Work to be completed — Across the entries below, how many lines contain the word "当电阻丝"? Give the number alone.

*** The input ***

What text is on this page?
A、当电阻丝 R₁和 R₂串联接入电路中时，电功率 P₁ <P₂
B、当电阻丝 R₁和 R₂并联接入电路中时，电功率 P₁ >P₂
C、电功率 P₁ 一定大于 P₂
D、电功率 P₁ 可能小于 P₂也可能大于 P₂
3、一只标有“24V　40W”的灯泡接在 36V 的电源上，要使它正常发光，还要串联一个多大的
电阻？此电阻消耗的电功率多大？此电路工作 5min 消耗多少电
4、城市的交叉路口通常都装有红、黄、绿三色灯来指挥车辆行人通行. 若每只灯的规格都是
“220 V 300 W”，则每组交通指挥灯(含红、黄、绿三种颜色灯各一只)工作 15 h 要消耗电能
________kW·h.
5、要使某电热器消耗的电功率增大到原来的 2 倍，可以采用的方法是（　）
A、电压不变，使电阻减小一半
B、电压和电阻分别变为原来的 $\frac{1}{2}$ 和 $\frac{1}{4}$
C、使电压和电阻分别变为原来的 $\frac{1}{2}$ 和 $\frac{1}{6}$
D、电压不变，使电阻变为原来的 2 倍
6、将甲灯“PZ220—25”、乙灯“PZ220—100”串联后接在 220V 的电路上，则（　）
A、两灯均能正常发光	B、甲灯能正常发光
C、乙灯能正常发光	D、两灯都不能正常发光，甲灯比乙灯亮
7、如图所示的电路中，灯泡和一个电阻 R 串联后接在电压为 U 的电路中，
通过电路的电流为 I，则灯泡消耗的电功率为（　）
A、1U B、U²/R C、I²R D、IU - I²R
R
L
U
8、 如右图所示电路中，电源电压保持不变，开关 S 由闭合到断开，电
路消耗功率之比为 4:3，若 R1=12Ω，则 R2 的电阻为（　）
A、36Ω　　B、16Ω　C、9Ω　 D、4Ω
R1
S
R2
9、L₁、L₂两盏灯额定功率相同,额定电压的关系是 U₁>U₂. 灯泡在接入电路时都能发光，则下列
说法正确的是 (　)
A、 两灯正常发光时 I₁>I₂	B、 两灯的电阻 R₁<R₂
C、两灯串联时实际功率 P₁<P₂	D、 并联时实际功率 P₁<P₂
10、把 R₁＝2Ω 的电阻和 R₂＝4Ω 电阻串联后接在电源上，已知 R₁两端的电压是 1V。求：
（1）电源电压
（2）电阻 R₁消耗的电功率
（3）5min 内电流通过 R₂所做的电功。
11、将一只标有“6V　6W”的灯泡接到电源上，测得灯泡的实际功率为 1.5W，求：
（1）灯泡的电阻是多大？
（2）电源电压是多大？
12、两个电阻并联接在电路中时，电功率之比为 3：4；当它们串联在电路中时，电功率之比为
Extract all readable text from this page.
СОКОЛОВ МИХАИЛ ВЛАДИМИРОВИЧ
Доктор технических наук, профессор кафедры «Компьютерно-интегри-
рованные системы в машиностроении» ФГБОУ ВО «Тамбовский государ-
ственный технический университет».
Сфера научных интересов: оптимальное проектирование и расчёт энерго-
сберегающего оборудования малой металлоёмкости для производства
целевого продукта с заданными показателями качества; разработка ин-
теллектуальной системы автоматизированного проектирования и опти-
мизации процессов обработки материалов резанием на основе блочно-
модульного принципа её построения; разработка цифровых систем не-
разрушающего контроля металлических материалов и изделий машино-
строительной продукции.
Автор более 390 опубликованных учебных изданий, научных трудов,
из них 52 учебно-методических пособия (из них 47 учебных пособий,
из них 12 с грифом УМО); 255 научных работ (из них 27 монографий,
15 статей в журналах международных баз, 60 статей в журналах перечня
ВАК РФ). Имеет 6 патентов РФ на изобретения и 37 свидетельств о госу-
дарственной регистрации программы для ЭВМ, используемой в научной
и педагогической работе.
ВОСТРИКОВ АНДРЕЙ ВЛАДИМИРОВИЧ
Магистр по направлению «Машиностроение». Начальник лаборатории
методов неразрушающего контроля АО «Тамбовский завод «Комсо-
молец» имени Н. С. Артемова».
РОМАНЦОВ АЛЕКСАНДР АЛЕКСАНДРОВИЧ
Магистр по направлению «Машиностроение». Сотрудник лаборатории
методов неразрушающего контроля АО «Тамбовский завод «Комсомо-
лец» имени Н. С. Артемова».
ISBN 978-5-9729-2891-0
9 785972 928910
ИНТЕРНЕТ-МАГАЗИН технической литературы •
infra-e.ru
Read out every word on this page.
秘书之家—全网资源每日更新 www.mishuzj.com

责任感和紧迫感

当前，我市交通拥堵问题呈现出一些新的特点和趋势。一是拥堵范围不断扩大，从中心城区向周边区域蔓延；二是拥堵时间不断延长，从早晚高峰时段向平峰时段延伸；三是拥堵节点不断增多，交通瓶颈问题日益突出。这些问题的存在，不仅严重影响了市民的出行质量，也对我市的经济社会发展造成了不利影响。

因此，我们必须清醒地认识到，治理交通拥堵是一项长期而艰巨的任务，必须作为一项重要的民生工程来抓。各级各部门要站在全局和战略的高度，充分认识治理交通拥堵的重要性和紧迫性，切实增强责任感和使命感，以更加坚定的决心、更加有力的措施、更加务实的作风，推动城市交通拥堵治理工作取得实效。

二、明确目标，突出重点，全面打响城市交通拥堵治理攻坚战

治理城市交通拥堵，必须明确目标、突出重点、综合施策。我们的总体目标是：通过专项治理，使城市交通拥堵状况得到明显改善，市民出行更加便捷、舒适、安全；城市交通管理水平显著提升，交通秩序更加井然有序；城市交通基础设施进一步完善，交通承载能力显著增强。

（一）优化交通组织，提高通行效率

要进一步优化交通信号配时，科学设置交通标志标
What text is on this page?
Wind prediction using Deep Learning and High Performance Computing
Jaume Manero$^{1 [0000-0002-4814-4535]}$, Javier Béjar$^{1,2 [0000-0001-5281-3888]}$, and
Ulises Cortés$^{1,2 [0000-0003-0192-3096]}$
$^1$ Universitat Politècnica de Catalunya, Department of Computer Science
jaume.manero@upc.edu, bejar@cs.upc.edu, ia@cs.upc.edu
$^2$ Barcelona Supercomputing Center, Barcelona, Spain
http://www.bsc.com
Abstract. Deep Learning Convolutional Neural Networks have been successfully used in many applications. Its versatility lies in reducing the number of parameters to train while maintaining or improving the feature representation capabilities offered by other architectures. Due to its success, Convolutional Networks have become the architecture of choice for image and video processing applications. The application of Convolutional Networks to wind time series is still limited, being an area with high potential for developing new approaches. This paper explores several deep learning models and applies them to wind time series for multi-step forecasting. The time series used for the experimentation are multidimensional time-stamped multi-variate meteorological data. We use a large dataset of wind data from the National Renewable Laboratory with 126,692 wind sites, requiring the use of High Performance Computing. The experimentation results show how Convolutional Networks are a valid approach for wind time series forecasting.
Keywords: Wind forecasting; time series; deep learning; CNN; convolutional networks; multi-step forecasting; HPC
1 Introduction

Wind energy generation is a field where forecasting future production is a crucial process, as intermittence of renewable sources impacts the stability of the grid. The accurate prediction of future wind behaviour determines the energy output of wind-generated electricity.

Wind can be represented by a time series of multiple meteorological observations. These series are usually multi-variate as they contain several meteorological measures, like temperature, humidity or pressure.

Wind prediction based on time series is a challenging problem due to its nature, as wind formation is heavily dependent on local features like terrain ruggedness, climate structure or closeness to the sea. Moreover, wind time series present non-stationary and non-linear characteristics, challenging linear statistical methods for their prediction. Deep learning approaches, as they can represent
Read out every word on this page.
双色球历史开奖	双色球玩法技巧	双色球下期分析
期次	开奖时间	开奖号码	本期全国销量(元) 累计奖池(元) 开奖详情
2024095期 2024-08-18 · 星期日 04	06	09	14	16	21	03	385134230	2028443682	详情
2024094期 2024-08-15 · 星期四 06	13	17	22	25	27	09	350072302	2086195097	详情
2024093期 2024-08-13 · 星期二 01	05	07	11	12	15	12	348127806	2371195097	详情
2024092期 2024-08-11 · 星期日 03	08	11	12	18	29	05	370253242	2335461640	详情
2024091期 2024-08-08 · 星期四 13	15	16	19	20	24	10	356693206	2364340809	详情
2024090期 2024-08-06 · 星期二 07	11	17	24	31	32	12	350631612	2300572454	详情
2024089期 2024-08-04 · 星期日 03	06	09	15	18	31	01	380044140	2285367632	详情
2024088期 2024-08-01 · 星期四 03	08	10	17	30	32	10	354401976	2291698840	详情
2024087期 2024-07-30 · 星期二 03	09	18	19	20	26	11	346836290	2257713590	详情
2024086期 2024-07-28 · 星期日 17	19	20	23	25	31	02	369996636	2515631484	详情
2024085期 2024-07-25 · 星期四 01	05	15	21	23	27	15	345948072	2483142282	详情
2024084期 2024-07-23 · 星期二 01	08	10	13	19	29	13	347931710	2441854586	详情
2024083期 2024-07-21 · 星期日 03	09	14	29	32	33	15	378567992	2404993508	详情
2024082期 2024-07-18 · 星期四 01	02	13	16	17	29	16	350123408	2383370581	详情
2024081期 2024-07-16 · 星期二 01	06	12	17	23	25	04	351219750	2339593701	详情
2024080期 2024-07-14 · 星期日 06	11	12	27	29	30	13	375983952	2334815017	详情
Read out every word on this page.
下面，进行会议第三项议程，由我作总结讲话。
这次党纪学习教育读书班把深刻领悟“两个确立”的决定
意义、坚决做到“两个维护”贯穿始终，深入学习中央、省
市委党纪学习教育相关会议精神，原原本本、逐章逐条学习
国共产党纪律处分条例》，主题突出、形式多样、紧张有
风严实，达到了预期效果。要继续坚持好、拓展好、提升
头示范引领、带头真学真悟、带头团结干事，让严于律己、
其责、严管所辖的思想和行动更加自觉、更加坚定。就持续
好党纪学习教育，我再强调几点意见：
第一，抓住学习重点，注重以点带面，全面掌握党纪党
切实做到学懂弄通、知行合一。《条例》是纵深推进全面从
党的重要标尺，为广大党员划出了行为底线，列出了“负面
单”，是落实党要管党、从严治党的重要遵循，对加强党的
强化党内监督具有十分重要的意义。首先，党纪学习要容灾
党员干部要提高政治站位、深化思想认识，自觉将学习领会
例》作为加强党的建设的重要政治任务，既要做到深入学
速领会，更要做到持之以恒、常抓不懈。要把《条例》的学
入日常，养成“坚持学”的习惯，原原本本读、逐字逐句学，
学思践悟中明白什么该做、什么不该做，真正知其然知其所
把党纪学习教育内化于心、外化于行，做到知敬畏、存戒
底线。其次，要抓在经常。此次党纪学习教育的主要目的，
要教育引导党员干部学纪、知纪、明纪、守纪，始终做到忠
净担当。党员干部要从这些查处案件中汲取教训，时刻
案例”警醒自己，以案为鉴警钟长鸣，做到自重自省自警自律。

***

Exercise result — 2